_DATA SHOWN:_
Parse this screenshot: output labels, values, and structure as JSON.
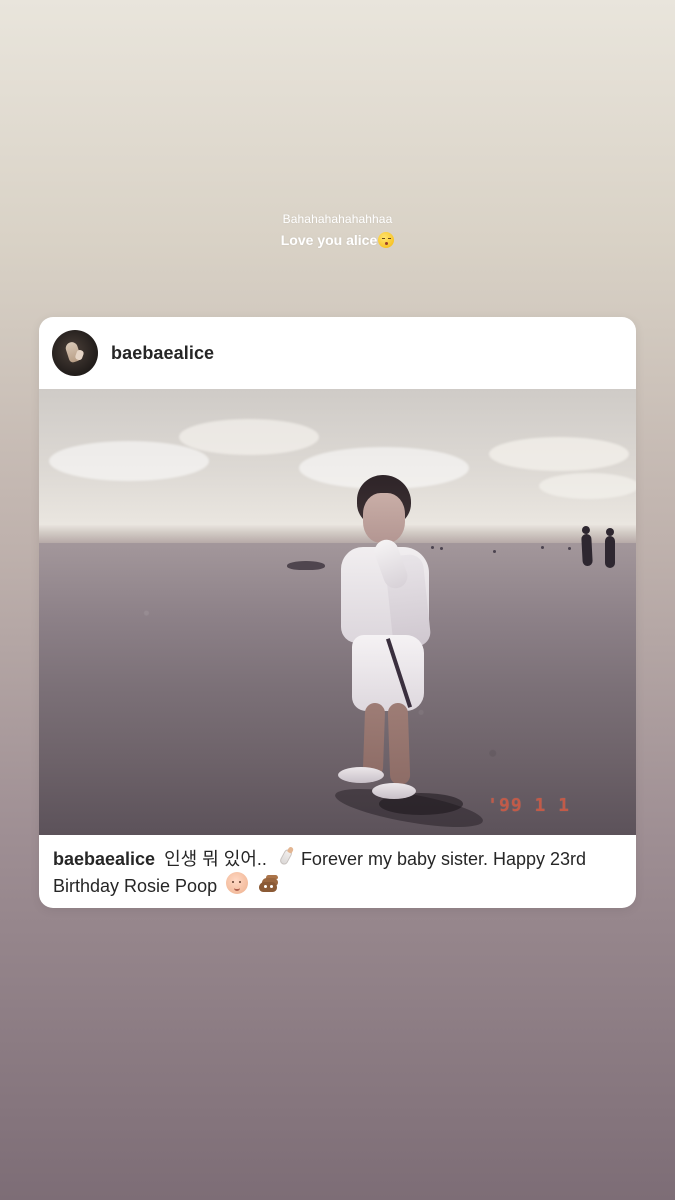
{
  "story": {
    "line1": "Bahahahahahahhaa",
    "line2": "Love you alice",
    "line2_emoji": "kissing-face-icon"
  },
  "post": {
    "username": "baebaealice",
    "avatar_icon": "profile-avatar",
    "photo_date_stamp": "'99 1 1",
    "caption": {
      "user": "baebaealice",
      "text_korean": "인생 뭐 있어..",
      "text_main": "Forever my baby sister. Happy 23rd Birthday Rosie Poop",
      "emoji1": "baby-bottle-icon",
      "emoji2": "baby-face-icon",
      "emoji3": "poop-icon"
    }
  },
  "colors": {
    "card_bg": "#ffffff",
    "text_primary": "#262626",
    "date_stamp": "#d35b44"
  }
}
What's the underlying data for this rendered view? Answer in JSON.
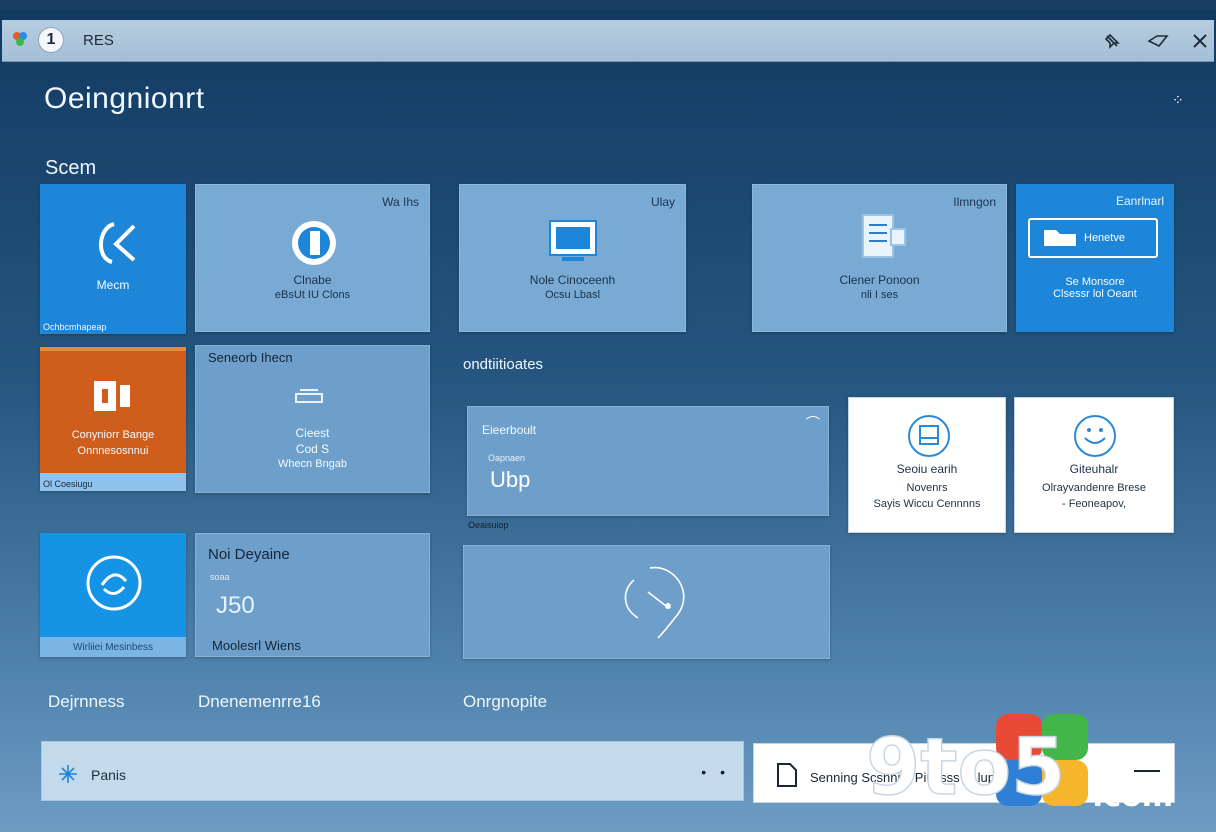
{
  "window": {
    "title": "RES",
    "avatar_glyph": "1"
  },
  "titlebar": {
    "actions": [
      "pin-icon",
      "minimize-icon",
      "close-icon"
    ]
  },
  "page": {
    "title": "Oeingnionrt"
  },
  "sections": {
    "top_label": "Scem",
    "middle_label": "ondtiitioates",
    "bottom_left_label": "Dejrnness",
    "bottom_mid_label": "Dnenemenrre16",
    "bottom_right_label": "Onrgnopite"
  },
  "tiles": {
    "t1": {
      "label": "Mecm",
      "footer": "Ochbcmhapeap"
    },
    "t2": {
      "corner": "Wa Ihs",
      "line1": "Clnabe",
      "line2": "eBsUt IU Clons"
    },
    "t3": {
      "corner": "Ulay",
      "line1": "Nole Cinoceenh",
      "line2": "Ocsu Lbasl"
    },
    "t4": {
      "corner": "Ilmngon",
      "line1": "Clener Ponoon",
      "line2": "nli I ses"
    },
    "t5": {
      "corner": "Eanrlnarl",
      "button": "Henetve",
      "line1": "Se Monsore",
      "line2": "Clsessr lol Oeant"
    },
    "t6": {
      "line1": "Conyniorr Bange",
      "line2": "Onnnesosnnui",
      "footer": "Ol Coesiugu"
    },
    "t7": {
      "heading": "Seneorb Ihecn",
      "line1": "Cieest",
      "line2": "Cod S",
      "line3": "Whecn Bngab"
    },
    "t8": {
      "heading": "Eieerboult",
      "small": "Oapnaen",
      "value": "Ubp",
      "footer": "Oeaisuiop"
    },
    "t9": {
      "line1": "Seoiu earih",
      "line2": "Novenrs",
      "line3": "Sayis Wiccu Cennnns"
    },
    "t10": {
      "line1": "Giteuhalr",
      "line2": "Olrayvandenre Brese",
      "line3": "- Feoneapov,"
    },
    "t11": {
      "footer": "Wirliiei Mesinbess"
    },
    "t12": {
      "heading": "Noi Deyaine",
      "small": "soaa",
      "value": "J50",
      "footer": "Moolesrl Wiens"
    }
  },
  "bottom_bar": {
    "search_text": "Panis",
    "right_text": "Senning Scshni ir Piucsss ... luppy"
  },
  "watermark": {
    "text1": "9to5",
    "text2": ".com"
  },
  "colors": {
    "accent_blue": "#1e86d8",
    "bright_blue": "#1594e6",
    "orange": "#cf5d1b",
    "pale_tile": "#79aad3"
  }
}
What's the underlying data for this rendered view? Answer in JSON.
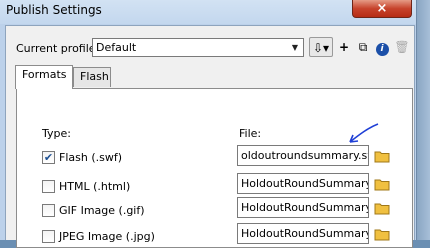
{
  "window": {
    "title": "Publish Settings",
    "close_glyph": "×"
  },
  "profile": {
    "label": "Current profile:",
    "value": "Default"
  },
  "toolbar": {
    "import_icon": "import-export-icon",
    "add_icon": "plus-icon",
    "duplicate_icon": "duplicate-icon",
    "info_icon": "info-icon",
    "trash_icon": "trash-icon"
  },
  "tabs": [
    {
      "label": "Formats"
    },
    {
      "label": "Flash"
    }
  ],
  "columns": {
    "type": "Type:",
    "file": "File:"
  },
  "formats": [
    {
      "label": "Flash  (.swf)",
      "checked": true,
      "file": "oldoutroundsummary.swf"
    },
    {
      "label": "HTML  (.html)",
      "checked": false,
      "file": "HoldoutRoundSummary.ht"
    },
    {
      "label": "GIF Image  (.gif)",
      "checked": false,
      "file": "HoldoutRoundSummary.gi"
    },
    {
      "label": "JPEG Image  (.jpg)",
      "checked": false,
      "file": "HoldoutRoundSummary.jp"
    }
  ],
  "colors": {
    "annotation_arrow": "#1f3fd6",
    "folder": "#f0c040"
  }
}
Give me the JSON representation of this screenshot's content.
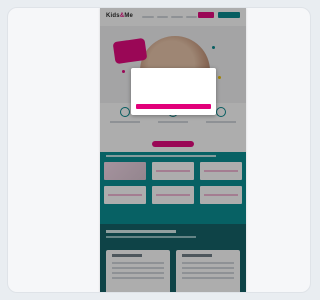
{
  "header": {
    "logo_main": "Kids",
    "logo_accent": "&",
    "logo_tail": "Me"
  },
  "cookie_dialog": {
    "title": "",
    "body": "",
    "accept_label": "",
    "settings_label": ""
  },
  "colors": {
    "brand_magenta": "#e2007a",
    "brand_teal": "#008a8f",
    "dark_teal": "#0b5c63"
  }
}
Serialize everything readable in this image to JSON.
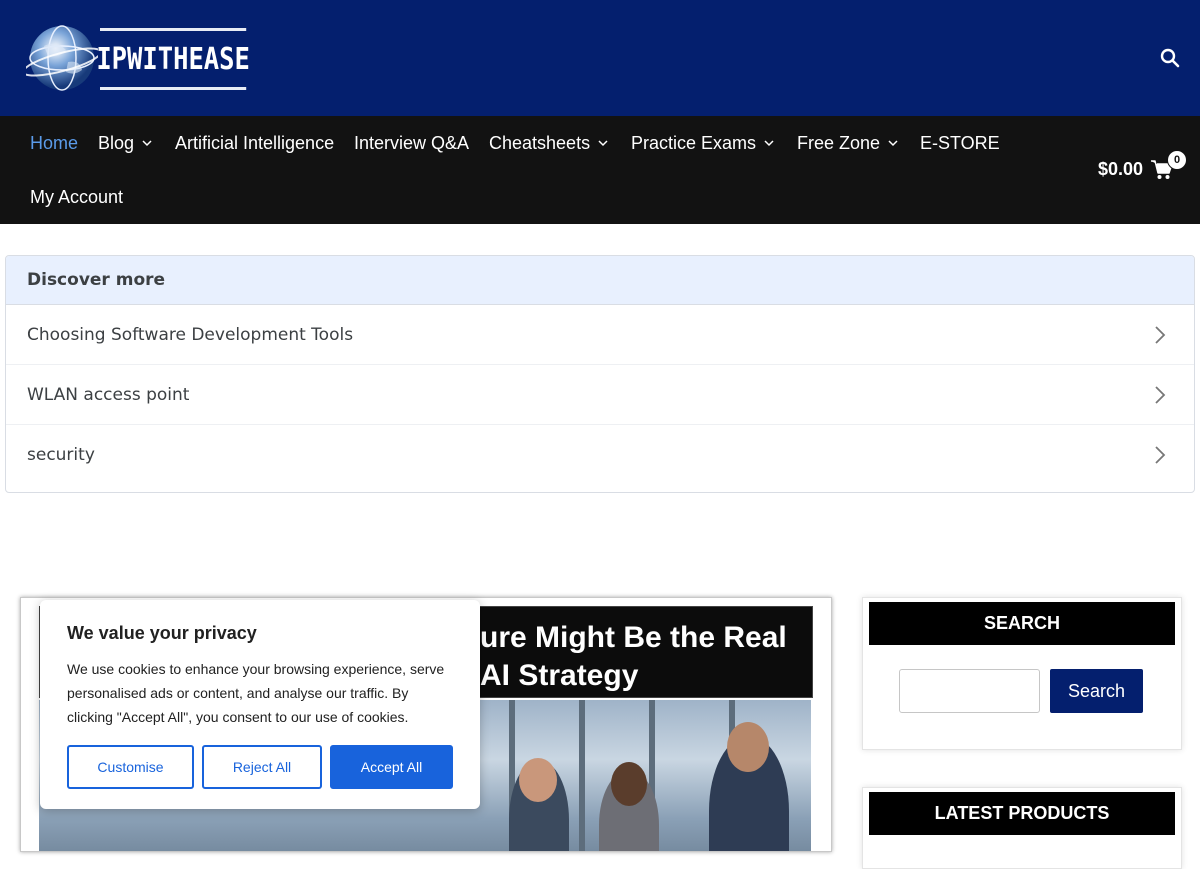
{
  "brand": {
    "name": "IPWITHEASE"
  },
  "nav": {
    "items": [
      {
        "label": "Home",
        "active": true,
        "dropdown": false
      },
      {
        "label": "Blog",
        "dropdown": true
      },
      {
        "label": "Artificial Intelligence",
        "dropdown": false
      },
      {
        "label": "Interview Q&A",
        "dropdown": false
      },
      {
        "label": "Cheatsheets",
        "dropdown": true
      },
      {
        "label": "Practice Exams",
        "dropdown": true
      },
      {
        "label": "Free Zone",
        "dropdown": true
      },
      {
        "label": "E-STORE",
        "dropdown": false
      },
      {
        "label": "My Account",
        "dropdown": false
      }
    ],
    "cart_total": "$0.00",
    "cart_count": "0"
  },
  "discover": {
    "title": "Discover more",
    "items": [
      "Choosing Software Development Tools",
      "WLAN access point",
      "security"
    ]
  },
  "article": {
    "title_line1": "ure Might Be the Real",
    "title_line2": "AI Strategy"
  },
  "cookie": {
    "title": "We value your privacy",
    "text": "We use cookies to enhance your browsing experience, serve personalised ads or content, and analyse our traffic. By clicking \"Accept All\", you consent to our use of cookies.",
    "customise": "Customise",
    "reject": "Reject All",
    "accept": "Accept All"
  },
  "sidebar": {
    "search_title": "SEARCH",
    "search_button": "Search",
    "products_title": "LATEST PRODUCTS"
  },
  "colors": {
    "header_bg": "#041f6e",
    "nav_bg": "#121212",
    "active_link": "#5b9be9",
    "cookie_accent": "#1863dc"
  }
}
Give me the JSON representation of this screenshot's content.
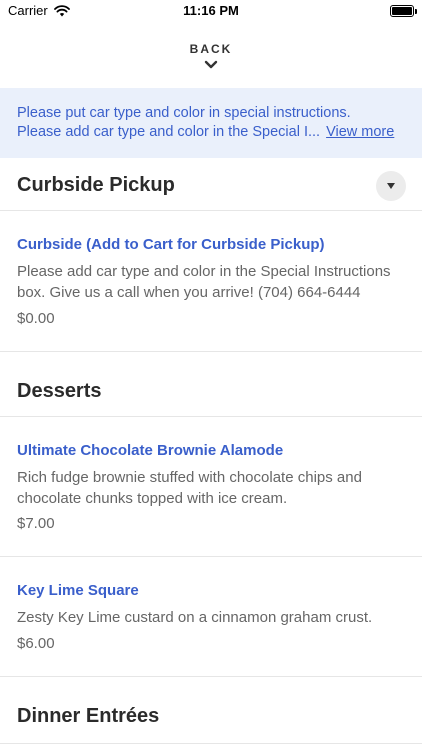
{
  "status": {
    "carrier": "Carrier",
    "time": "11:16 PM",
    "icons": {
      "wifi": "wifi-icon",
      "battery": "battery-icon"
    }
  },
  "header": {
    "back_label": "BACK",
    "back_icon": "chevron-down-icon"
  },
  "notice": {
    "line1": "Please put car type and color in special instructions.",
    "line2": "Please add car type and color in the Special I...",
    "view_more": "View more",
    "colors": {
      "background": "#eaf0fb",
      "text": "#3a5fcb"
    }
  },
  "sections": [
    {
      "title": "Curbside Pickup",
      "collapse_icon": "caret-down-icon",
      "items": [
        {
          "name": "Curbside (Add to Cart for Curbside Pickup)",
          "description_line1": "Please add car type and color in the Special Instructions",
          "description_line2": "box. Give us a call when you arrive! (704) 664-6444",
          "price": "$0.00"
        }
      ]
    },
    {
      "title": "Desserts",
      "items": [
        {
          "name": "Ultimate Chocolate Brownie Alamode",
          "description_line1": "Rich fudge brownie stuffed with chocolate chips and",
          "description_line2": "chocolate chunks topped with ice cream.",
          "price": "$7.00"
        },
        {
          "name": "Key Lime Square",
          "description_line1": "Zesty Key Lime custard on a cinnamon graham crust.",
          "price": "$6.00"
        }
      ]
    },
    {
      "title": "Dinner Entrées"
    }
  ],
  "colors": {
    "accent": "#3a5fcb",
    "divider": "#e6e6e6",
    "muted_text": "#666666"
  }
}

_WHAT THE TASK ASKS:_
Wherever the string "Please" appears in the entries above, list that line.

_PROBLEM SOLUTION:_
    "line1": "Please put car type and color in special instructions.",
    "line2": "Please add car type and color in the Special I...",
          "description_line1": "Please add car type and color in the Special Instructions",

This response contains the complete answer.